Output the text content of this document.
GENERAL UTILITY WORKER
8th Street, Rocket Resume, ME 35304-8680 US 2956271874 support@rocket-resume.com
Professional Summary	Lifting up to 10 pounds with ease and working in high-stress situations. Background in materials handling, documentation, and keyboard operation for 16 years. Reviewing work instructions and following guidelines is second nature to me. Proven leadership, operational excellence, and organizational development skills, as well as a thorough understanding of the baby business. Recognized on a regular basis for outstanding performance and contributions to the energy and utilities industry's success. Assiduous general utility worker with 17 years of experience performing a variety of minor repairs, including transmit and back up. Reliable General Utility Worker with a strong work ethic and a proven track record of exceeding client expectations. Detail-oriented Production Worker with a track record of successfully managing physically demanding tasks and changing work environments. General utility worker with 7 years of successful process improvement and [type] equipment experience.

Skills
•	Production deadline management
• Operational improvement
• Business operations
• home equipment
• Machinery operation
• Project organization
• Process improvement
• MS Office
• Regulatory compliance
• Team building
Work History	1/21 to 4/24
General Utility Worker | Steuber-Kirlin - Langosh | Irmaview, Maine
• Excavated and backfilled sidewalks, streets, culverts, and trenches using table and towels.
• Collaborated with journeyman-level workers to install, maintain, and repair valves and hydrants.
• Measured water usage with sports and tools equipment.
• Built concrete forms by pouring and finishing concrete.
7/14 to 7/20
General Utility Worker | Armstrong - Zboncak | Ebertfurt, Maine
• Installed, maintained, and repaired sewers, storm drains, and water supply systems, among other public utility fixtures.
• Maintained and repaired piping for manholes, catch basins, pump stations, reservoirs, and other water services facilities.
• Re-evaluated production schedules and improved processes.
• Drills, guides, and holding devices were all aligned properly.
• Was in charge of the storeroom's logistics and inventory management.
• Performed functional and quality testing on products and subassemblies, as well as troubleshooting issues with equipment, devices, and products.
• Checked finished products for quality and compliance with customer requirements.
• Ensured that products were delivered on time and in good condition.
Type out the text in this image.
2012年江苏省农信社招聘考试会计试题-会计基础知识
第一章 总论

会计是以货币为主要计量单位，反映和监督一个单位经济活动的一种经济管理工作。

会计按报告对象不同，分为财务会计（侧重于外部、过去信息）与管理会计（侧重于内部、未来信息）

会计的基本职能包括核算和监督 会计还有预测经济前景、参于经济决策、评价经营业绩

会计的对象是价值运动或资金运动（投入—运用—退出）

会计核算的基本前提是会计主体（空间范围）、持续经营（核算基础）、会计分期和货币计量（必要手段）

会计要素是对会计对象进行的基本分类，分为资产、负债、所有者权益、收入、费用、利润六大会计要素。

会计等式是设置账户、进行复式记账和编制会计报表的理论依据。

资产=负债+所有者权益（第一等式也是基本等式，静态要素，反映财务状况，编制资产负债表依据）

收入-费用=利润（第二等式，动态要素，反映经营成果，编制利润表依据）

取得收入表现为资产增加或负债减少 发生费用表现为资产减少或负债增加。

[Exercise] Above are the records. Copy every line in them holding "water".

[Full solution]
• Measured water usage with sports and tools equipment.
• Installed, maintained, and repaired sewers, storm drains, and water supply systems, among other public utility fixtures.
• Maintained and repaired piping for manholes, catch basins, pump stations, reservoirs, and other water services facilities.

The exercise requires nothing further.